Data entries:
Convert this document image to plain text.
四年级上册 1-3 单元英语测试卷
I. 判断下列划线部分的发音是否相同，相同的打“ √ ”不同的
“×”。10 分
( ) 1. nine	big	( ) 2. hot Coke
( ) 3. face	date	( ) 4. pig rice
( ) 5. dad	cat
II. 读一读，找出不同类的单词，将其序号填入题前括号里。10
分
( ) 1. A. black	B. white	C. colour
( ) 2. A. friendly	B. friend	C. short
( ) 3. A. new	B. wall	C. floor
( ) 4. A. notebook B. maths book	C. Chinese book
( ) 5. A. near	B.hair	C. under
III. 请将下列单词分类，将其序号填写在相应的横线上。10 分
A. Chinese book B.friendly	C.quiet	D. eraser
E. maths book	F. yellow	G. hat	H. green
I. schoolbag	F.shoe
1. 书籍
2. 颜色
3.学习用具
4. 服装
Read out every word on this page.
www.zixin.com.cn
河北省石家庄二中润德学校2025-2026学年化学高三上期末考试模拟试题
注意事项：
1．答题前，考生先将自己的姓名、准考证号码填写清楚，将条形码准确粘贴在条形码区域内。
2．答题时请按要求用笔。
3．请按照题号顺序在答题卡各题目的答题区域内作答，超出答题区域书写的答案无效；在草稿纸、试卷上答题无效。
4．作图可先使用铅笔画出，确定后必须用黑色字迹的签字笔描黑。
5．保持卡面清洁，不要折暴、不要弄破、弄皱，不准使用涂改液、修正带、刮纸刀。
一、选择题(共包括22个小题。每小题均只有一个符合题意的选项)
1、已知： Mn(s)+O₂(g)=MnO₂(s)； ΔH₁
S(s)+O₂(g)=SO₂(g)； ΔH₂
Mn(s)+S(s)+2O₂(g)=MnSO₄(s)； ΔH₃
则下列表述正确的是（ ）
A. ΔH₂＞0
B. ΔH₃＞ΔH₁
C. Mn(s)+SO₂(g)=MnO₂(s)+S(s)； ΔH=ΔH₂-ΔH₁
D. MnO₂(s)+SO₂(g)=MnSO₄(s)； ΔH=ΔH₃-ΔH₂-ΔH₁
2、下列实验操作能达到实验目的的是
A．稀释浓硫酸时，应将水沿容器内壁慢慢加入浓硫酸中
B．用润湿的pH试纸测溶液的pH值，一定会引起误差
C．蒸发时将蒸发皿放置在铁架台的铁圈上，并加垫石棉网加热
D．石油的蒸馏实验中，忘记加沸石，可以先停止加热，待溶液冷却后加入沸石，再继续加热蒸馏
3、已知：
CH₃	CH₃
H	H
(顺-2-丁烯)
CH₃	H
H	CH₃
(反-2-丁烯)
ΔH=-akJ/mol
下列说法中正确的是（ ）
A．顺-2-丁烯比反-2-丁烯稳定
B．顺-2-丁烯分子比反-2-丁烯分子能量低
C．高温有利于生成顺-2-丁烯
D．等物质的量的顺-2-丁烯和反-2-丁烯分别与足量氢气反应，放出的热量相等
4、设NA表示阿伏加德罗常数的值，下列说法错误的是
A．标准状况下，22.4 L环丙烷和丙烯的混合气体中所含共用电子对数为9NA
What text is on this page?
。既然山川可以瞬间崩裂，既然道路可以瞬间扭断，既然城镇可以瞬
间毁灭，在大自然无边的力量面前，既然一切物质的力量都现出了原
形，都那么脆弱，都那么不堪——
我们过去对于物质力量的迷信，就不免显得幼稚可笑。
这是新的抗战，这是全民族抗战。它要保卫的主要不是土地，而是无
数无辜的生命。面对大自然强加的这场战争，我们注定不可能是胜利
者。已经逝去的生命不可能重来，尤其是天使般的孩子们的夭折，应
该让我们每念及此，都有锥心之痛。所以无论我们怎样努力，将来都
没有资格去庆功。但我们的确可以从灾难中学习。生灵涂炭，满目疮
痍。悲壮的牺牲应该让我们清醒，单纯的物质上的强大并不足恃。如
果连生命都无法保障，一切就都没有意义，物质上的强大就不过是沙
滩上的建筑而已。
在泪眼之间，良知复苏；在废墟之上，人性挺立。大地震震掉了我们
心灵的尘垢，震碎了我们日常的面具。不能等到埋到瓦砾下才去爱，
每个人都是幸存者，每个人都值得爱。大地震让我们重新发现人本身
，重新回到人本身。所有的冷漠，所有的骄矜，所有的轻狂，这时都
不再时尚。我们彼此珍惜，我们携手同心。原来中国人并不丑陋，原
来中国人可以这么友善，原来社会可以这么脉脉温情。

*DIRECTIONS*: Give the number of lines that carry the word "page", with nothing added.

*TASK OUTPUT*: 2